[BEGIN Records]
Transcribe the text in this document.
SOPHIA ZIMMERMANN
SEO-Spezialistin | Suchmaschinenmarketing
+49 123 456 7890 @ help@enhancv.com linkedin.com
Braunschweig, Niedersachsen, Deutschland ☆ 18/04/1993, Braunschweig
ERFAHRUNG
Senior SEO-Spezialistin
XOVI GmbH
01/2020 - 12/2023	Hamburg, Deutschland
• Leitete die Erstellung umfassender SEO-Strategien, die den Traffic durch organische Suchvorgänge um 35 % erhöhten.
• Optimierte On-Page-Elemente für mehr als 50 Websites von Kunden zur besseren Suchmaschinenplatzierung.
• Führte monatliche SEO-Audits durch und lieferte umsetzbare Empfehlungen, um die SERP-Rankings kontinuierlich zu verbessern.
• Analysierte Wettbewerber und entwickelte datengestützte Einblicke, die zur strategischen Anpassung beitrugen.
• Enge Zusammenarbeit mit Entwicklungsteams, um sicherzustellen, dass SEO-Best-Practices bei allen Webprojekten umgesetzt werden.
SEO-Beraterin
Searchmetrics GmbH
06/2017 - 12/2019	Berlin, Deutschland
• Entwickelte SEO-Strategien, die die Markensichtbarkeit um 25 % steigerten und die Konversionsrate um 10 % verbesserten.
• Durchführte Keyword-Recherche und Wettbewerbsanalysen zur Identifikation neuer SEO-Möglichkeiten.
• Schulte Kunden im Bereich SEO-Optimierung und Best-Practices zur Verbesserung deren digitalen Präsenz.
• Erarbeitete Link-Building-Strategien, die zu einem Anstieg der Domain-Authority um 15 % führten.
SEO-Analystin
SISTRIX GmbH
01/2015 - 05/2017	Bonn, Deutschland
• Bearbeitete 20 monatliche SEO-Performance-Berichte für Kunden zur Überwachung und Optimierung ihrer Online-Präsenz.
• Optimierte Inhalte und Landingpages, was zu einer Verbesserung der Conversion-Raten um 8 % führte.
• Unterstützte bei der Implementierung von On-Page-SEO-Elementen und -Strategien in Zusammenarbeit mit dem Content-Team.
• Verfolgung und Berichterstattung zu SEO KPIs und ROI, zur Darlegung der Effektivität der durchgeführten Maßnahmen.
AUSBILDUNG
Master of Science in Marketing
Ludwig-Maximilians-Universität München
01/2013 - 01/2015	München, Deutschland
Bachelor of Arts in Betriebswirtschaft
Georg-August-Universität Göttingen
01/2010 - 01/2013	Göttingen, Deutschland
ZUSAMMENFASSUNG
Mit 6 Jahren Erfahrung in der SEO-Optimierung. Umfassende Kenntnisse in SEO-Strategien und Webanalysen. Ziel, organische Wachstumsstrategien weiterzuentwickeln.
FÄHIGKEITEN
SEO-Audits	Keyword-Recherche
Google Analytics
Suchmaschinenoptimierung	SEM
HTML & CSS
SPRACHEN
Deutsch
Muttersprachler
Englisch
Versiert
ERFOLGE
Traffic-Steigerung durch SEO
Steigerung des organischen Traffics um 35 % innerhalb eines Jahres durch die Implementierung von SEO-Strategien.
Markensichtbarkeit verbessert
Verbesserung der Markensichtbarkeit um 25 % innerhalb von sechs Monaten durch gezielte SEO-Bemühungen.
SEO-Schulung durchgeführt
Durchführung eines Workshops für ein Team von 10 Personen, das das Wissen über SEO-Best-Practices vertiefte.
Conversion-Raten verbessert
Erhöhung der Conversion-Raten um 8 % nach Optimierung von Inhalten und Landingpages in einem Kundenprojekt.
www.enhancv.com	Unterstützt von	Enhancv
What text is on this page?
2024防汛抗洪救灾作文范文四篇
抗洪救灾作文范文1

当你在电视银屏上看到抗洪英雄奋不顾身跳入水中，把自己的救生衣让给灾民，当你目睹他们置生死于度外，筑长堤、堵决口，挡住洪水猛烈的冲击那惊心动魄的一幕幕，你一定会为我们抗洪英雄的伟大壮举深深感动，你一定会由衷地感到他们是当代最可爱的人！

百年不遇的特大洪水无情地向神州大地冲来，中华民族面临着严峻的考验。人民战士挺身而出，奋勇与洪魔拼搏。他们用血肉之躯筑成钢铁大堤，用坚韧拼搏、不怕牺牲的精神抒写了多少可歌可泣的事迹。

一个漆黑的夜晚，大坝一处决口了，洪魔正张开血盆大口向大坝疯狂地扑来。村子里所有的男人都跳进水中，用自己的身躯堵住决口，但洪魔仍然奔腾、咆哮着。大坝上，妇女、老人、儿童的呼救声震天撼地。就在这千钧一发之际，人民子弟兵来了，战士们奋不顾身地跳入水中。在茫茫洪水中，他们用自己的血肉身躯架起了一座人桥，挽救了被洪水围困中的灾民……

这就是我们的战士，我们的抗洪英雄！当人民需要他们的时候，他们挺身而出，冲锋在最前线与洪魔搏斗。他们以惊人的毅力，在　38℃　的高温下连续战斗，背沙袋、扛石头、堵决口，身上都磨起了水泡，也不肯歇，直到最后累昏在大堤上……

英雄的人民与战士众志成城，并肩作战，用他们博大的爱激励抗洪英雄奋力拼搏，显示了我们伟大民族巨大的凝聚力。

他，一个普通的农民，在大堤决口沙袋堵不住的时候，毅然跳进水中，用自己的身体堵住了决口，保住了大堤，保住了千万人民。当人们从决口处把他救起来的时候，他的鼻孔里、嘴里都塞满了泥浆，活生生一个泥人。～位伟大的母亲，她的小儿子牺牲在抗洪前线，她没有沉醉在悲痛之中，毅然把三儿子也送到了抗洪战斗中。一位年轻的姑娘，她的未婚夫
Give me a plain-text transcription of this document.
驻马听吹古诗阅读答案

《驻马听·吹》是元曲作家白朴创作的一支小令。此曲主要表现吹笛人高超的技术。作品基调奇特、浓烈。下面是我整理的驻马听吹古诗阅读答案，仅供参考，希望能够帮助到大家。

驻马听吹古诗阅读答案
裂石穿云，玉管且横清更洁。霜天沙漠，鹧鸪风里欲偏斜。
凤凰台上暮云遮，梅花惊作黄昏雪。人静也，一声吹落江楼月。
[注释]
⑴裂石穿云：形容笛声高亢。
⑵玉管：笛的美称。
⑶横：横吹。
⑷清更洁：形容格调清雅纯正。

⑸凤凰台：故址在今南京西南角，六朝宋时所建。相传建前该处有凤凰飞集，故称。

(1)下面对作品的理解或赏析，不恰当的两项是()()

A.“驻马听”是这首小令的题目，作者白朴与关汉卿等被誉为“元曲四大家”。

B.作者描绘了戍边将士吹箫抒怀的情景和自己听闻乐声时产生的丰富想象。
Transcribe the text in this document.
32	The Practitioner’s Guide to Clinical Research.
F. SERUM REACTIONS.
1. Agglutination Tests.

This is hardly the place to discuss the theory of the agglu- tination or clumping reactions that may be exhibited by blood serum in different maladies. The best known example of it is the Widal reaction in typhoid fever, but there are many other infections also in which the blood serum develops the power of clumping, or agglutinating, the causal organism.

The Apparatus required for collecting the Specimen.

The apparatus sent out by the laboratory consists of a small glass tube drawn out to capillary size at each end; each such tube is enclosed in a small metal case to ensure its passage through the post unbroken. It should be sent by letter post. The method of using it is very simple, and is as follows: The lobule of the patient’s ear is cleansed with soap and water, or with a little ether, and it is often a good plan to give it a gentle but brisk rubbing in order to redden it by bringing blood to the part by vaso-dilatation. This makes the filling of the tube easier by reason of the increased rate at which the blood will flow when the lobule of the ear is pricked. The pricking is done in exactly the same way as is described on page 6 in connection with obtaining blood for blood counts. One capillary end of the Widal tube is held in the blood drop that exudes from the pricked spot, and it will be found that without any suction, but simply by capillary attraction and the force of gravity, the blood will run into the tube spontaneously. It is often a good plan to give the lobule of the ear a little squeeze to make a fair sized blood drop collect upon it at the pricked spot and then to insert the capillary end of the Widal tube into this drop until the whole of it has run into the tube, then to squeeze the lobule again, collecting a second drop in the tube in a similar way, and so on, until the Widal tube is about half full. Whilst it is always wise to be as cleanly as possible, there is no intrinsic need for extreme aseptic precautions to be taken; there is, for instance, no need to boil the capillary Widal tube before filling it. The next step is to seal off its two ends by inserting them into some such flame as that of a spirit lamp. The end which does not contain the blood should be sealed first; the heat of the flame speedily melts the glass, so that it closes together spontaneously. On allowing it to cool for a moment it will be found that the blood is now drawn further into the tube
[END Records]
**Task objective:** Scan the records above for the string "Markensichtbarkeit", then report every line that contains it.

**Solution below:**
• Entwickelte SEO-Strategien, die die Markensichtbarkeit um 25 % steigerten und die Konversionsrate um 10 % verbesserten.
Markensichtbarkeit verbessert
Verbesserung der Markensichtbarkeit um 25 % innerhalb von sechs Monaten durch gezielte SEO-Bemühungen.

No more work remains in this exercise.